### TASK BRIEF
Reproduce every line of the records below verbatim, omitting the pictures.
········
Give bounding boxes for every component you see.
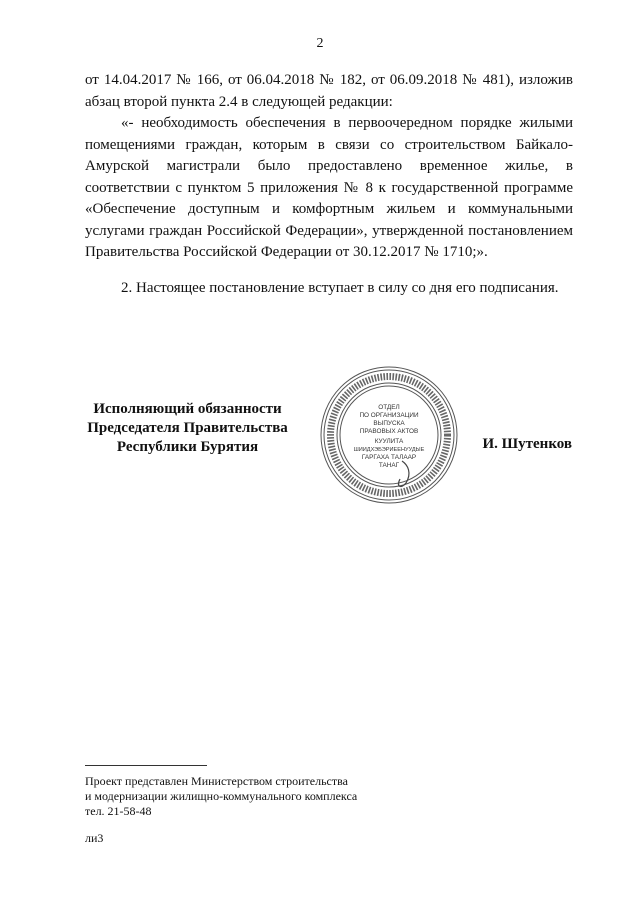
seal-text-line: КУУЛИТА <box>374 438 404 445</box>
signer-title-line: Республики Бурятия <box>116 439 259 455</box>
signer-title-line: Исполняющий обязанности <box>93 401 282 417</box>
seal-text-line: ШИИДХЭБЭРИЕЕНУУДЫЕ <box>353 447 425 453</box>
paragraph-continuation: от 14.04.2017 № 166, от 06.04.2018 № 182, от 06.09.2018 № 481), изложив абзац второй пункта 2.4 в следующей редакции: <box>85 72 573 110</box>
seal-text-line: ОТДЕЛ <box>378 404 400 411</box>
seal-text-line: ГАРГАХА ТАЛААР <box>361 454 417 461</box>
seal-text-line: ВЫПУСКА <box>373 420 405 427</box>
footnote-line: и модернизации жилищно-коммунального комплекса <box>85 789 358 803</box>
seal-text-line: ТАНАГ <box>378 462 400 469</box>
page-number: 2 <box>316 36 324 51</box>
footnote-code: ли3 <box>85 831 104 845</box>
footnote-divider <box>85 765 207 766</box>
signer-title-line: Председателя Правительства <box>87 420 288 436</box>
seal-text-line: ПО ОРГАНИЗАЦИИ <box>359 412 419 419</box>
seal-text-line: ПРАВОВЫХ АКТОВ <box>359 428 419 435</box>
signer-name: И. Шутенков <box>482 436 572 452</box>
footnote-line: Проект представлен Министерством строительства <box>85 774 348 788</box>
paragraph-effective-date: 2. Настоящее постановление вступает в силу со дня его подписания. <box>121 279 559 296</box>
footnote-line: тел. 21-58-48 <box>85 804 152 818</box>
document-body <box>85 70 573 299</box>
paragraph-quoted-amendment: «- необходимость обеспечения в первоочередном порядке жилыми помещениями граждан, которым в связи со строительством Байкало-Амурской магистрали было предоставлено временное жилье, в соответствии с пунктом 5 приложения № 8 к государственной программе «Обеспечение доступным и комфортным жильем и коммунальными услугами граждан Российской Федерации», утвержденной постановлением Правительства Российской Федерации от 30.12.2017 № 1710;». <box>85 115 573 260</box>
official-seal-stamp <box>316 365 462 505</box>
footnote <box>85 774 357 846</box>
signer-title <box>85 400 290 457</box>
········
### ANSWER TO THIS PROBLEM
Give bounding boxes for every component you see.
seal-text-line: КУУЛИТА <box>374 438 404 445</box>
signer-title-line: Республики Бурятия <box>116 439 259 455</box>
signer-title-line: Исполняющий обязанности <box>93 401 282 417</box>
seal-text-line: ШИИДХЭБЭРИЕЕНУУДЫЕ <box>353 447 425 453</box>
paragraph-continuation: от 14.04.2017 № 166, от 06.04.2018 № 182, от 06.09.2018 № 481), изложив абзац второй пункта 2.4 в следующей редакции: <box>85 72 573 110</box>
seal-text-line: ОТДЕЛ <box>378 404 400 411</box>
seal-text-line: ГАРГАХА ТАЛААР <box>361 454 417 461</box>
seal-text-line: ВЫПУСКА <box>373 420 405 427</box>
footnote-line: и модернизации жилищно-коммунального комплекса <box>85 789 358 803</box>
seal-text-line: ТАНАГ <box>378 462 400 469</box>
page-number: 2 <box>316 36 324 51</box>
footnote-code: ли3 <box>85 831 104 845</box>
footnote-divider <box>85 765 207 766</box>
signer-title-line: Председателя Правительства <box>87 420 288 436</box>
seal-text-line: ПО ОРГАНИЗАЦИИ <box>359 412 419 419</box>
seal-text-line: ПРАВОВЫХ АКТОВ <box>359 428 419 435</box>
signer-name: И. Шутенков <box>482 436 572 452</box>
footnote-line: Проект представлен Министерством строительства <box>85 774 348 788</box>
paragraph-effective-date: 2. Настоящее постановление вступает в силу со дня его подписания. <box>121 279 559 296</box>
footnote-line: тел. 21-58-48 <box>85 804 152 818</box>
document-body <box>85 70 573 299</box>
paragraph-quoted-amendment: «- необходимость обеспечения в первоочередном порядке жилыми помещениями граждан, которым в связи со строительством Байкало-Амурской магистрали было предоставлено временное жилье, в соответствии с пунктом 5 приложения № 8 к государственной программе «Обеспечение доступным и комфортным жильем и коммунальными услугами граждан Российской Федерации», утвержденной постановлением Правительства Российской Федерации от 30.12.2017 № 1710;». <box>85 115 573 260</box>
official-seal-stamp <box>316 365 462 505</box>
footnote <box>85 774 357 846</box>
signer-title <box>85 400 290 457</box>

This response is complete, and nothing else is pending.